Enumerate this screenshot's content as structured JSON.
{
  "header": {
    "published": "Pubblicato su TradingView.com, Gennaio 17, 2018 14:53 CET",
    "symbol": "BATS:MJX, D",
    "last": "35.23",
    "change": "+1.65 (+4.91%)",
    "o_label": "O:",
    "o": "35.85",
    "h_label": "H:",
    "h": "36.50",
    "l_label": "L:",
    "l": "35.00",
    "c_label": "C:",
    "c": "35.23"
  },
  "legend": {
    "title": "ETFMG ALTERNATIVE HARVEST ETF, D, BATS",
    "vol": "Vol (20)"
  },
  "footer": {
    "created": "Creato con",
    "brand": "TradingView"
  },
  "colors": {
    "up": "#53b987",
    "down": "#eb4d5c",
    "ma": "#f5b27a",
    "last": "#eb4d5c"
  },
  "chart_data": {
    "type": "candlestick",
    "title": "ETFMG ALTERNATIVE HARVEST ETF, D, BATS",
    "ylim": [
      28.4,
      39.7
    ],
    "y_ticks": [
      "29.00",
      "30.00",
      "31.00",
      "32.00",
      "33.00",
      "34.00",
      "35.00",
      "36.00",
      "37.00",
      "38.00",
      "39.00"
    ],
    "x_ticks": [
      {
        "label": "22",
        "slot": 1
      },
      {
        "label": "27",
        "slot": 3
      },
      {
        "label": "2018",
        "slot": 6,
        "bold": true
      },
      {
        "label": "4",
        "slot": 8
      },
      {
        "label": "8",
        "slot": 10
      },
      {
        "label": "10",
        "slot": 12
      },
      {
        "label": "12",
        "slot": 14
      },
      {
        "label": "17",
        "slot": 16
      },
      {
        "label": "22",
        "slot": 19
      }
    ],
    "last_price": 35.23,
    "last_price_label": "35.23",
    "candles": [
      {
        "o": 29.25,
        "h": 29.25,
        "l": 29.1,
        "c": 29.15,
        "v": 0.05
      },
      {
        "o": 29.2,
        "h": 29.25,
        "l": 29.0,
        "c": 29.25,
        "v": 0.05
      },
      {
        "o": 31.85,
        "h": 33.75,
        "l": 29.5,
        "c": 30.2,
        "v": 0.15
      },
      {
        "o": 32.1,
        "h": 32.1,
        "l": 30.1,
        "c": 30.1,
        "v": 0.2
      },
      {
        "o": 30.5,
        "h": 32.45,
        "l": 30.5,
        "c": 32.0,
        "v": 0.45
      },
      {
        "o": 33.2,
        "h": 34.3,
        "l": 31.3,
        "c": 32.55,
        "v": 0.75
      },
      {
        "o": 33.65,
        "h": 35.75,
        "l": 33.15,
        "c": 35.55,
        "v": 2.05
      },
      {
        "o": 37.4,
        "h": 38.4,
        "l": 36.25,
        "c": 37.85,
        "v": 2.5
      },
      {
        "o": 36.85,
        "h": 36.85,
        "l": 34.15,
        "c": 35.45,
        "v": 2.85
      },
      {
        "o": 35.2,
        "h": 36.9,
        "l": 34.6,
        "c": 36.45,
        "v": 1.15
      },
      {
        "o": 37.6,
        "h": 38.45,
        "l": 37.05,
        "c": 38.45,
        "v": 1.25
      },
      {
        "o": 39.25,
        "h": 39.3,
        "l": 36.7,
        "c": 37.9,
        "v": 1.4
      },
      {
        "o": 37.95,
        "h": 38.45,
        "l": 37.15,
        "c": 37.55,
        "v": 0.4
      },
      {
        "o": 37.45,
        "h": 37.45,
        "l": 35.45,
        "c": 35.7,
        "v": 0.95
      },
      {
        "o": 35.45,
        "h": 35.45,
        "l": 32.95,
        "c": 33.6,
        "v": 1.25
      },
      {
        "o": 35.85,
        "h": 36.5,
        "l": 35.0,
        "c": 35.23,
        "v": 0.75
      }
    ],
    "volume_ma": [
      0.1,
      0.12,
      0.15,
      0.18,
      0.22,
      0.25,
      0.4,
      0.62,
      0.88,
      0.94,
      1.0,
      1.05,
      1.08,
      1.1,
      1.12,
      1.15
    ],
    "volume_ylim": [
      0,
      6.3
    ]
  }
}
·····
▸ REQUIRED WORK: Pick out every line above that contains the word "slot" and copy it.

▸ OUTPUT:
        "slot": 1
        "slot": 3
        "slot": 6,
        "slot": 8
        "slot": 10
        "slot": 12
        "slot": 14
        "slot": 16
        "slot": 19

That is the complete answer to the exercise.